**REQUIRED WORK**
What is the number of lines that include the word "pong"? Provide only that figure.

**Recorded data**
= = = = = = =

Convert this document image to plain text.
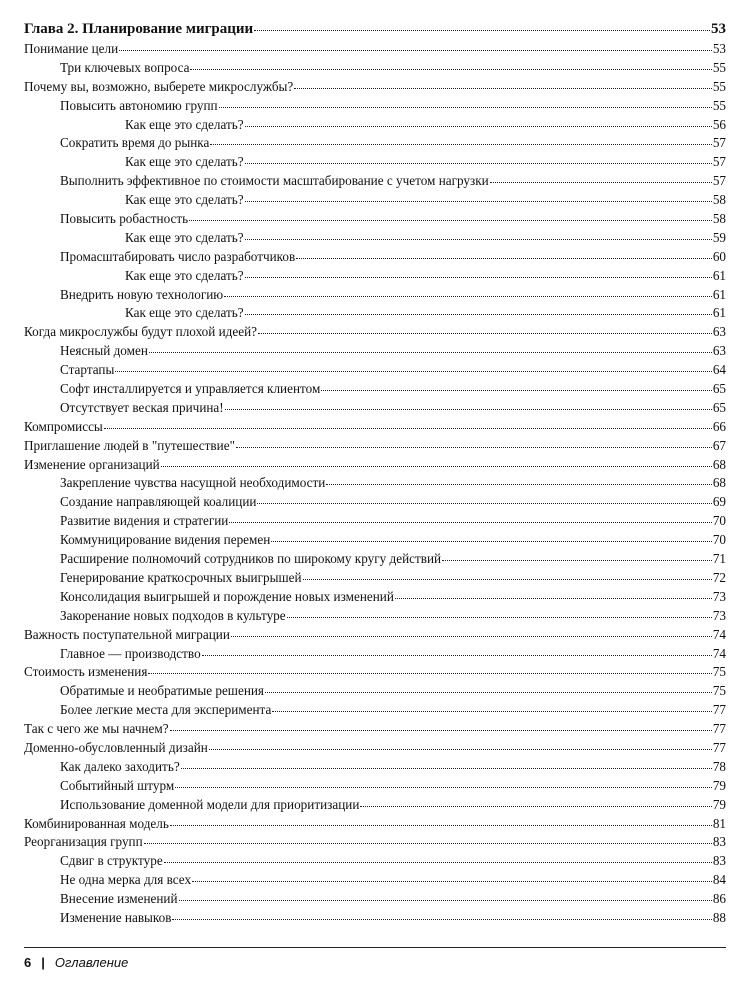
Глава 2. Планирование миграции	53
Понимание цели	53
Три ключевых вопроса	55
Почему вы, возможно, выберете микрослужбы?	55
Повысить автономию групп	55
Как еще это сделать?	56
Сократить время до рынка	57
Как еще это сделать?	57
Выполнить эффективное по стоимости масштабирование с учетом нагрузки	57
Как еще это сделать?	58
Повысить робастность	58
Как еще это сделать?	59
Промасштабировать число разработчиков	60
Как еще это сделать?	61
Внедрить новую технологию	61
Как еще это сделать?	61
Когда микрослужбы будут плохой идеей?	63
Неясный домен	63
Стартапы	64
Софт инсталлируется и управляется клиентом	65
Отсутствует веская причина!	65
Компромиссы	66
Приглашение людей в "путешествие"	67
Изменение организаций	68
Закрепление чувства насущной необходимости	68
Создание направляющей коалиции	69
Развитие видения и стратегии	70
Коммуницирование видения перемен	70
Расширение полномочий сотрудников по широкому кругу действий	71
Генерирование краткосрочных выигрышей	72
Консолидация выигрышей и порождение новых изменений	73
Закоренание новых подходов в культуре	73
Важность поступательной миграции	74
Главное — производство	74
Стоимость изменения	75
Обратимые и необратимые решения	75
Более легкие места для эксперимента	77
Так с чего же мы начнем?	77
Доменно-обусловленный дизайн	77
Как далеко заходить?	78
Событийный штурм	79
Использование доменной модели для приоритизации	79
Комбинированная модель	81
Реорганизация групп	83
Сдвиг в структуре	83
Не одна мерка для всех	84
Внесение изменений	86
Изменение навыков	88
6 | Оглавление
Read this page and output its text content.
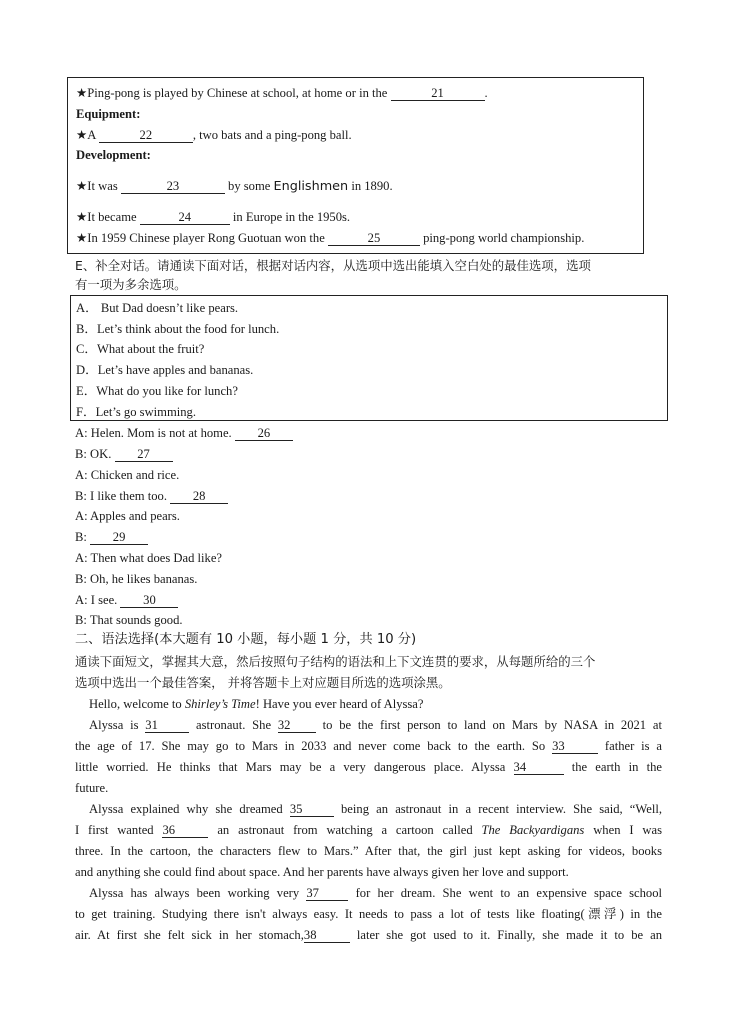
★Ping-pong is played by Chinese at school, at home or in the	21	.
Equipment:
★A	22	, two bats and a ping-pong ball.
Development:
★It was	23	by some Englishmen in 1890.
★It became	24	in Europe in the 1950s.
★In 1959 Chinese player Rong Guotuan won the	25	ping-pong world championship.
E、补全对话。请通读下面对话，根据对话内容，从选项中选出能填入空白处的最佳选项，选项
有一项为多余选项。
A． But Dad doesn’t like pears.
B．Let’s think about the food for lunch.
C．What about the fruit?
D．Let’s have apples and bananas.
E．What do you like for lunch?
F．Let’s go swimming.
A: Helen. Mom is not at home. 26
B: OK. 27
A: Chicken and rice.
B: I like them too. 28
A: Apples and pears.
B: 29
A: Then what does Dad like?
B: Oh, he likes bananas.
A: I see. 30
B: That sounds good.
二、语法选择(本大题有 10 小题，每小题 1 分，共 10 分)
通读下面短文，掌握其大意，然后按照句子结构的语法和上下文连贯的要求，从每题所给的三个
选项中选出一个最佳答案， 并将答题卡上对应题目所选的选项涂黑。
Hello, welcome to Shirley’s Time! Have you ever heard of Alyssa?
Alyssa is 31 astronaut. She 32 to be the first person to land on Mars by NASA in 2021 at
the age of 17. She may go to Mars in 2033 and never come back to the earth. So 33	father is a
little worried. He thinks that Mars may be a very dangerous place. Alyssa 34	the earth in the
future.
Alyssa explained why she dreamed 35 being an astronaut in a recent interview. She said, “Well,
I first wanted 36	an astronaut from watching a cartoon called The Backyardigans when I was
three. In the cartoon, the characters flew to Mars.” After that, the girl just kept asking for videos, books
and anything she could find about space. And her parents have always given her love and support.
Alyssa has always been working very 37 for her dream. She went to an expensive space school
to get training. Studying there isn't always easy. It needs to pass a lot of tests like floating(漂浮) in the
air. At first she felt sick in her stomach,38	later she got used to it. Finally, she made it to be an
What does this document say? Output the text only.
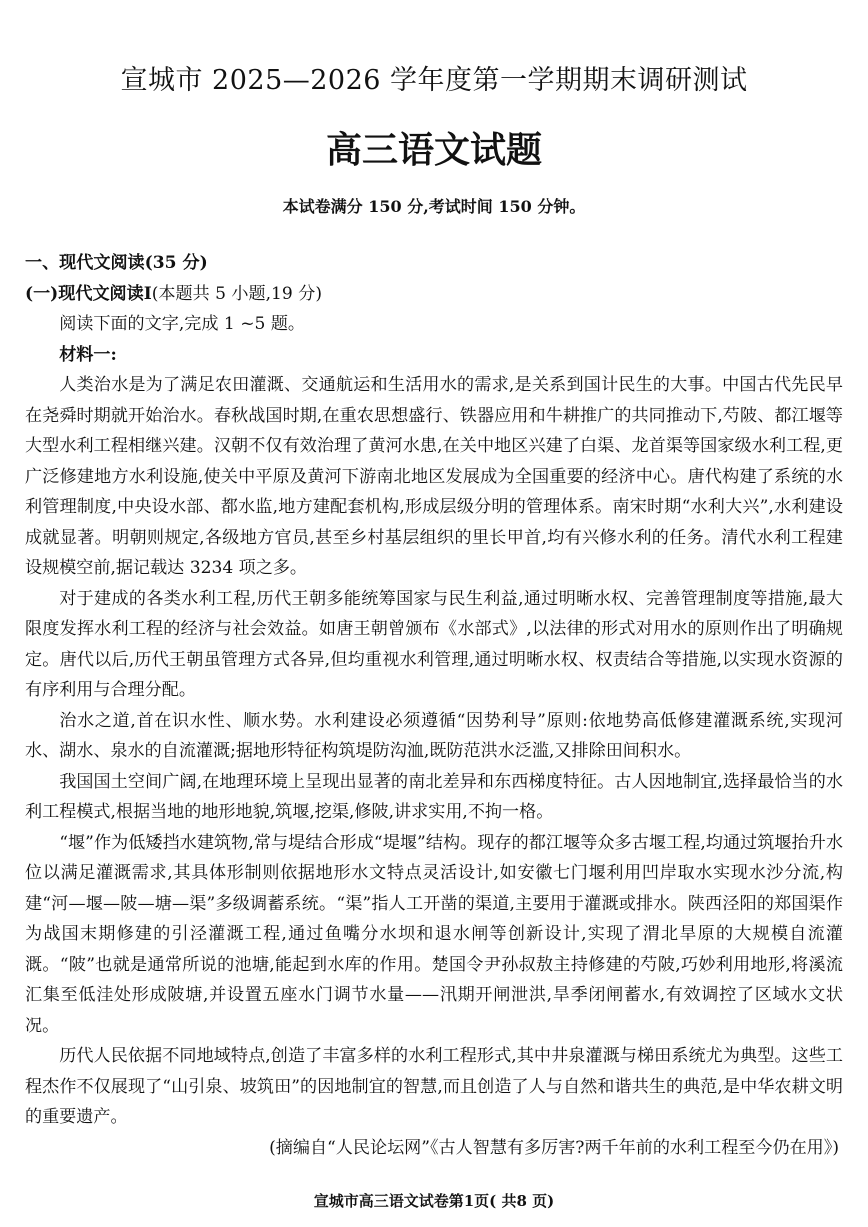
宣城市 2025—2026 学年度第一学期期末调研测试
高三语文试题
本试卷满分 150 分,考试时间 150 分钟。

一、现代文阅读(35 分)

(一)现代文阅读Ⅰ(本题共 5 小题,19 分)

阅读下面的文字,完成 1 ~5 题。

材料一:

人类治水是为了满足农田灌溉、交通航运和生活用水的需求,是关系到国计民生的大事。中国古代先民早在尧舜时期就开始治水。春秋战国时期,在重农思想盛行、铁器应用和牛耕推广的共同推动下,芍陂、都江堰等大型水利工程相继兴建。汉朝不仅有效治理了黄河水患,在关中地区兴建了白渠、龙首渠等国家级水利工程,更广泛修建地方水利设施,使关中平原及黄河下游南北地区发展成为全国重要的经济中心。唐代构建了系统的水利管理制度,中央设水部、都水监,地方建配套机构,形成层级分明的管理体系。南宋时期“水利大兴”,水利建设成就显著。明朝则规定,各级地方官员,甚至乡村基层组织的里长甲首,均有兴修水利的任务。清代水利工程建设规模空前,据记载达 3234 项之多。

对于建成的各类水利工程,历代王朝多能统筹国家与民生利益,通过明晰水权、完善管理制度等措施,最大限度发挥水利工程的经济与社会效益。如唐王朝曾颁布《水部式》,以法律的形式对用水的原则作出了明确规定。唐代以后,历代王朝虽管理方式各异,但均重视水利管理,通过明晰水权、权责结合等措施,以实现水资源的有序利用与合理分配。

治水之道,首在识水性、顺水势。水利建设必须遵循“因势利导”原则:依地势高低修建灌溉系统,实现河水、湖水、泉水的自流灌溉;据地形特征构筑堤防沟洫,既防范洪水泛滥,又排除田间积水。

我国国土空间广阔,在地理环境上呈现出显著的南北差异和东西梯度特征。古人因地制宜,选择最恰当的水利工程模式,根据当地的地形地貌,筑堰,挖渠,修陂,讲求实用,不拘一格。

“堰”作为低矮挡水建筑物,常与堤结合形成“堤堰”结构。现存的都江堰等众多古堰工程,均通过筑堰抬升水位以满足灌溉需求,其具体形制则依据地形水文特点灵活设计,如安徽七门堰利用凹岸取水实现水沙分流,构建“河—堰—陂—塘—渠”多级调蓄系统。“渠”指人工开凿的渠道,主要用于灌溉或排水。陕西泾阳的郑国渠作为战国末期修建的引泾灌溉工程,通过鱼嘴分水坝和退水闸等创新设计,实现了渭北旱原的大规模自流灌溉。“陂”也就是通常所说的池塘,能起到水库的作用。楚国令尹孙叔敖主持修建的芍陂,巧妙利用地形,将溪流汇集至低洼处形成陂塘,并设置五座水门调节水量——汛期开闸泄洪,旱季闭闸蓄水,有效调控了区域水文状况。

历代人民依据不同地域特点,创造了丰富多样的水利工程形式,其中井泉灌溉与梯田系统尤为典型。这些工程杰作不仅展现了“山引泉、坡筑田”的因地制宜的智慧,而且创造了人与自然和谐共生的典范,是中华农耕文明的重要遗产。

(摘编自“人民论坛网”《古人智慧有多厉害?两千年前的水利工程至今仍在用》)

宣城市高三语文试卷第1页( 共8 页)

= = = = = = =

**WORKED ANSWER**
3